>> begin

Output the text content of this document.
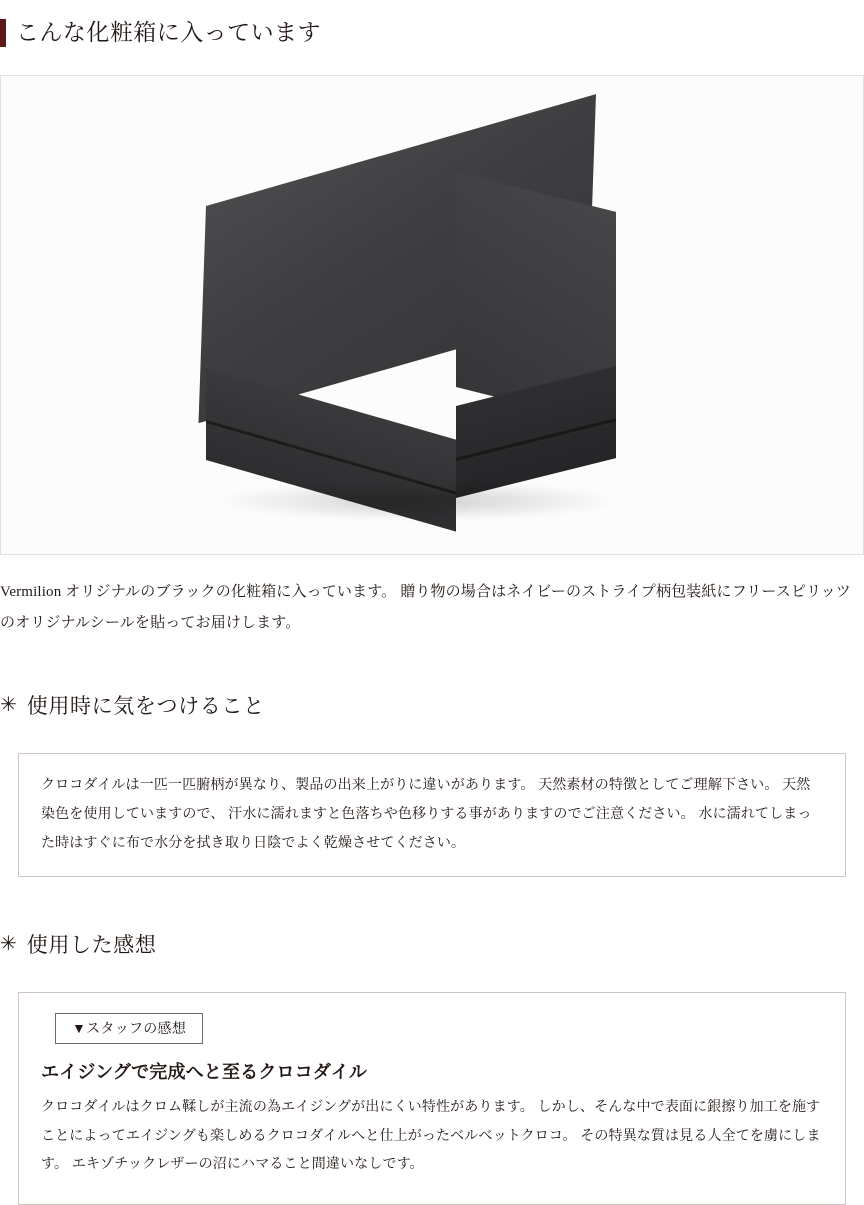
こんな化粧箱に入っています

Vermilion オリジナルのブラックの化粧箱に入っています。 贈り物の場合はネイビーのストライプ柄包装紙にフリースピリッツのオリジナルシールを貼ってお届けします。

✳ 使用時に気をつけること

クロコダイルは一匹一匹腑柄が異なり、製品の出来上がりに違いがあります。 天然素材の特徴としてご理解下さい。 天然染色を使用していますので、 汗水に濡れますと色落ちや色移りする事がありますのでご注意ください。 水に濡れてしまった時はすぐに布で水分を拭き取り日陰でよく乾燥させてください。

✳ 使用した感想
▼スタッフの感想
エイジングで完成へと至るクロコダイル

クロコダイルはクロム鞣しが主流の為エイジングが出にくい特性があります。 しかし、そんな中で表面に銀擦り加工を施すことによってエイジングも楽しめるクロコダイルへと仕上がったベルベットクロコ。 その特異な質は見る人全てを虜にします。 エキゾチックレザーの沼にハマること間違いなしです。
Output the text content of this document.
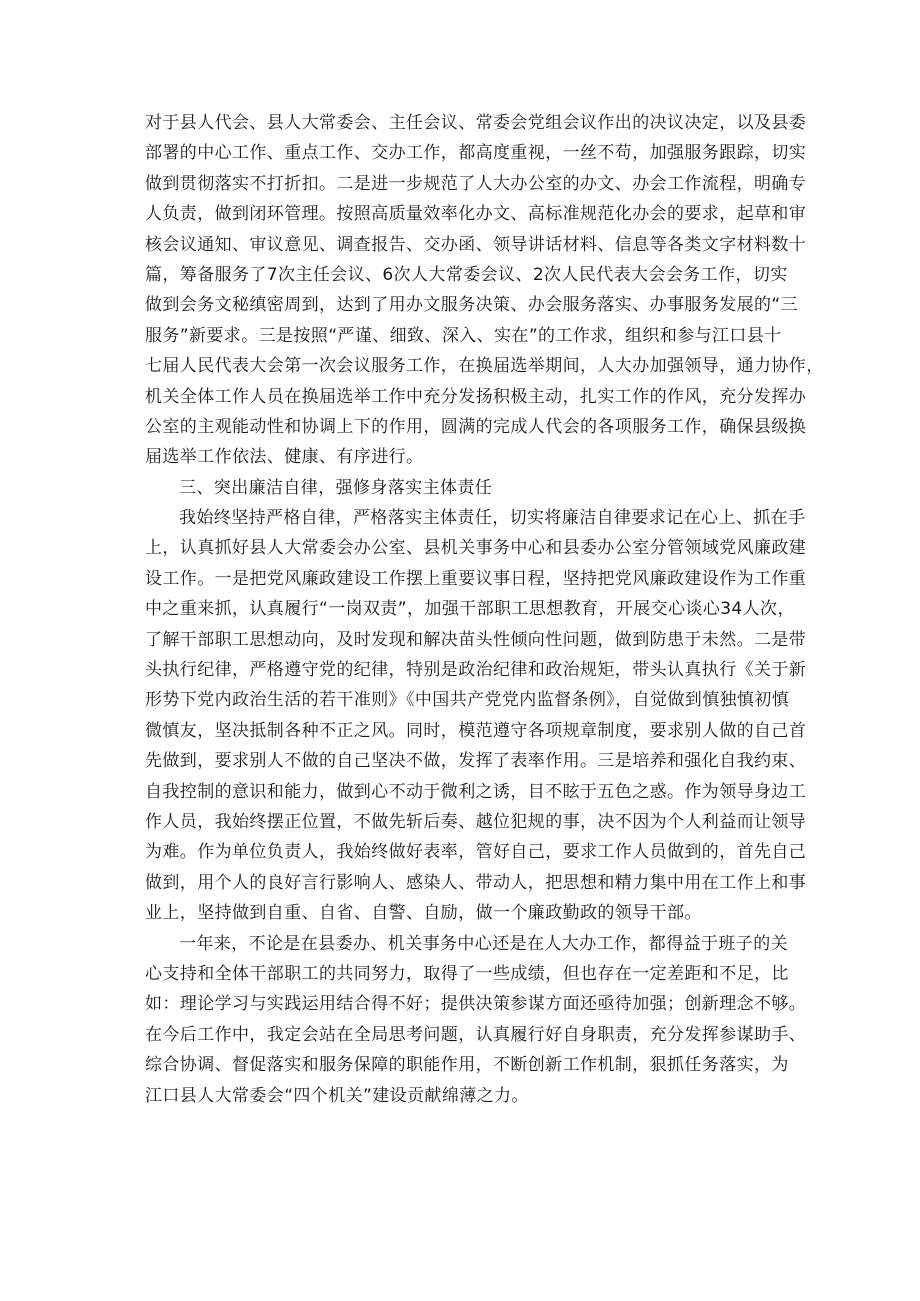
对于县人代会、县人大常委会、主任会议、常委会党组会议作出的决议决定，以及县委
部署的中心工作、重点工作、交办工作，都高度重视，一丝不苟，加强服务跟踪，切实
做到贯彻落实不打折扣。二是进一步规范了人大办公室的办文、办会工作流程，明确专
人负责，做到闭环管理。按照高质量效率化办文、高标准规范化办会的要求，起草和审
核会议通知、审议意见、调查报告、交办函、领导讲话材料、信息等各类文字材料数十
篇，筹备服务了7次主任会议、6次人大常委会议、2次人民代表大会会务工作，切实
做到会务文秘缜密周到，达到了用办文服务决策、办会服务落实、办事服务发展的“三
服务”新要求。三是按照“严谨、细致、深入、实在”的工作求，组织和参与江口县十
七届人民代表大会第一次会议服务工作，在换届选举期间，人大办加强领导，通力协作，
机关全体工作人员在换届选举工作中充分发扬积极主动，扎实工作的作风，充分发挥办
公室的主观能动性和协调上下的作用，圆满的完成人代会的各项服务工作，确保县级换
届选举工作依法、健康、有序进行。
三、突出廉洁自律，强修身落实主体责任
我始终坚持严格自律，严格落实主体责任，切实将廉洁自律要求记在心上、抓在手
上，认真抓好县人大常委会办公室、县机关事务中心和县委办公室分管领域党风廉政建
设工作。一是把党风廉政建设工作摆上重要议事日程，坚持把党风廉政建设作为工作重
中之重来抓，认真履行“一岗双责”，加强干部职工思想教育，开展交心谈心34人次，
了解干部职工思想动向，及时发现和解决苗头性倾向性问题，做到防患于未然。二是带
头执行纪律，严格遵守党的纪律，特别是政治纪律和政治规矩，带头认真执行《关于新
形势下党内政治生活的若干准则》《中国共产党党内监督条例》，自觉做到慎独慎初慎
微慎友，坚决抵制各种不正之风。同时，模范遵守各项规章制度，要求别人做的自己首
先做到，要求别人不做的自己坚决不做，发挥了表率作用。三是培养和强化自我约束、
自我控制的意识和能力，做到心不动于微利之诱，目不眩于五色之惑。作为领导身边工
作人员，我始终摆正位置，不做先斩后奏、越位犯规的事，决不因为个人利益而让领导
为难。作为单位负责人，我始终做好表率，管好自己，要求工作人员做到的，首先自己
做到，用个人的良好言行影响人、感染人、带动人，把思想和精力集中用在工作上和事
业上，坚持做到自重、自省、自警、自励，做一个廉政勤政的领导干部。
一年来，不论是在县委办、机关事务中心还是在人大办工作，都得益于班子的关
心支持和全体干部职工的共同努力，取得了一些成绩，但也存在一定差距和不足，比
如：理论学习与实践运用结合得不好；提供决策参谋方面还亟待加强；创新理念不够。
在今后工作中，我定会站在全局思考问题，认真履行好自身职责，充分发挥参谋助手、
综合协调、督促落实和服务保障的职能作用，不断创新工作机制，狠抓任务落实，为
江口县人大常委会“四个机关”建设贡献绵薄之力。
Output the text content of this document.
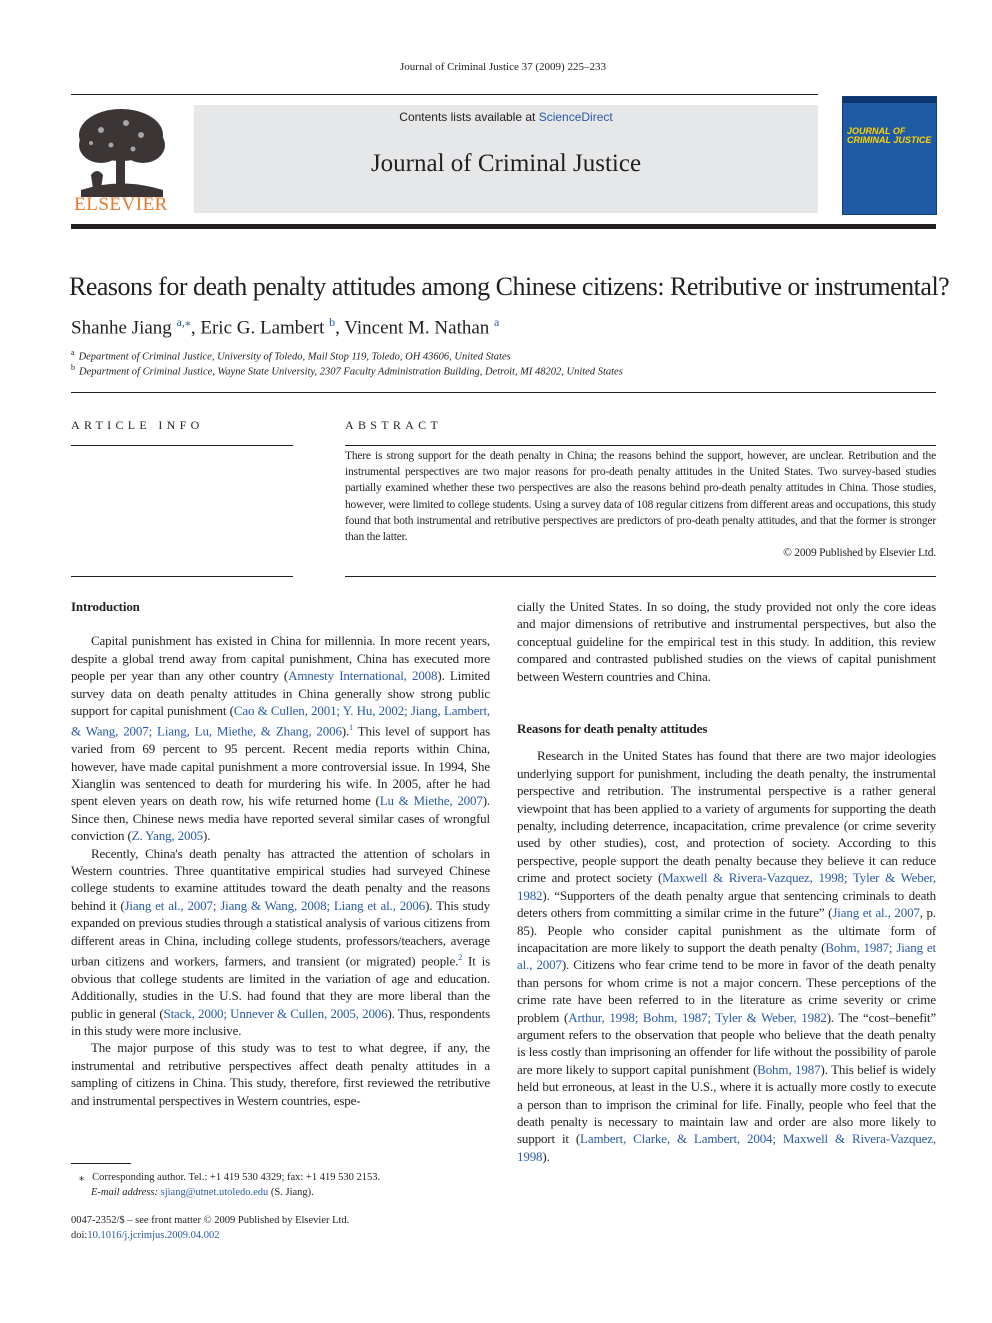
Journal of Criminal Justice 37 (2009) 225–233
ELSEVIER
Contents lists available at ScienceDirect
Journal of Criminal Justice
JOURNAL OF CRIMINAL JUSTICE
Reasons for death penalty attitudes among Chinese citizens: Retributive or instrumental?
Shanhe Jiang $^{a,⁎}$, Eric G. Lambert $^b$, Vincent M. Nathan $^a$
$^a$ Department of Criminal Justice, University of Toledo, Mail Stop 119, Toledo, OH 43606, United States
$^b$ Department of Criminal Justice, Wayne State University, 2307 Faculty Administration Building, Detroit, MI 48202, United States
ARTICLE INFO	ABSTRACT
There is strong support for the death penalty in China; the reasons behind the support, however, are unclear. Retribution and the instrumental perspectives are two major reasons for pro-death penalty attitudes in the United States. Two survey-based studies partially examined whether these two perspectives are also the reasons behind pro-death penalty attitudes in China. Those studies, however, were limited to college students. Using a survey data of 108 regular citizens from different areas and occupations, this study found that both instrumental and retributive perspectives are predictors of pro-death penalty attitudes, and that the former is stronger than the latter.
© 2009 Published by Elsevier Ltd.
Introduction

Capital punishment has existed in China for millennia. In more recent years, despite a global trend away from capital punishment, China has executed more people per year than any other country (Amnesty International, 2008). Limited survey data on death penalty attitudes in China generally show strong public support for capital punishment (Cao & Cullen, 2001; Y. Hu, 2002; Jiang, Lambert, & Wang, 2007; Liang, Lu, Miethe, & Zhang, 2006).$^1$ This level of support has varied from 69 percent to 95 percent. Recent media reports within China, however, have made capital punishment a more controversial issue. In 1994, She Xianglin was sentenced to death for murdering his wife. In 2005, after he had spent eleven years on death row, his wife returned home (Lu & Miethe, 2007). Since then, Chinese news media have reported several similar cases of wrongful conviction (Z. Yang, 2005).

Recently, China's death penalty has attracted the attention of scholars in Western countries. Three quantitative empirical studies had surveyed Chinese college students to examine attitudes toward the death penalty and the reasons behind it (Jiang et al., 2007; Jiang & Wang, 2008; Liang et al., 2006). This study expanded on previous studies through a statistical analysis of various citizens from different areas in China, including college students, professors/teachers, average urban citizens and workers, farmers, and transient (or migrated) people.$^2$ It is obvious that college students are limited in the variation of age and education. Additionally, studies in the U.S. had found that they are more liberal than the public in general (Stack, 2000; Unnever & Cullen, 2005, 2006). Thus, respondents in this study were more inclusive.

The major purpose of this study was to test to what degree, if any, the instrumental and retributive perspectives affect death penalty attitudes in a sampling of citizens in China. This study, therefore, first reviewed the retributive and instrumental perspectives in Western countries, espe-

cially the United States. In so doing, the study provided not only the core ideas and major dimensions of retributive and instrumental perspectives, but also the conceptual guideline for the empirical test in this study. In addition, this review compared and contrasted published studies on the views of capital punishment between Western countries and China.

Reasons for death penalty attitudes

Research in the United States has found that there are two major ideologies underlying support for punishment, including the death penalty, the instrumental perspective and retribution. The instrumental perspective is a rather general viewpoint that has been applied to a variety of arguments for supporting the death penalty, including deterrence, incapacitation, crime prevalence (or crime severity used by other studies), cost, and protection of society. According to this perspective, people support the death penalty because they believe it can reduce crime and protect society (Maxwell & Rivera-Vazquez, 1998; Tyler & Weber, 1982). “Supporters of the death penalty argue that sentencing criminals to death deters others from committing a similar crime in the future” (Jiang et al., 2007, p. 85). People who consider capital punishment as the ultimate form of incapacitation are more likely to support the death penalty (Bohm, 1987; Jiang et al., 2007). Citizens who fear crime tend to be more in favor of the death penalty than persons for whom crime is not a major concern. These perceptions of the crime rate have been referred to in the literature as crime severity or crime problem (Arthur, 1998; Bohm, 1987; Tyler & Weber, 1982). The “cost–benefit” argument refers to the observation that people who believe that the death penalty is less costly than imprisoning an offender for life without the possibility of parole are more likely to support capital punishment (Bohm, 1987). This belief is widely held but erroneous, at least in the U.S., where it is actually more costly to execute a person than to imprison the criminal for life. Finally, people who feel that the death penalty is necessary to maintain law and order are also more likely to support it (Lambert, Clarke, & Lambert, 2004; Maxwell & Rivera-Vazquez, 1998).

⁎ Corresponding author. Tel.: +1 419 530 4329; fax: +1 419 530 2153.
E-mail address: sjiang@utnet.utoledo.edu (S. Jiang).
0047-2352/$ – see front matter © 2009 Published by Elsevier Ltd.
doi:10.1016/j.jcrimjus.2009.04.002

>> end

_Given problem_
Pick out the lines containing the string "test" and show them.

_Reply_
The major purpose of this study was to test to what degree, if any, the instrumental and retributive perspectives affect death penalty attitudes in a sampling of citizens in China. This study, therefore, first reviewed the retributive and instrumental perspectives in Western countries, espe-
cially the United States. In so doing, the study provided not only the core ideas and major dimensions of retributive and instrumental perspectives, but also the conceptual guideline for the empirical test in this study. In addition, this review compared and contrasted published studies on the views of capital punishment between Western countries and China.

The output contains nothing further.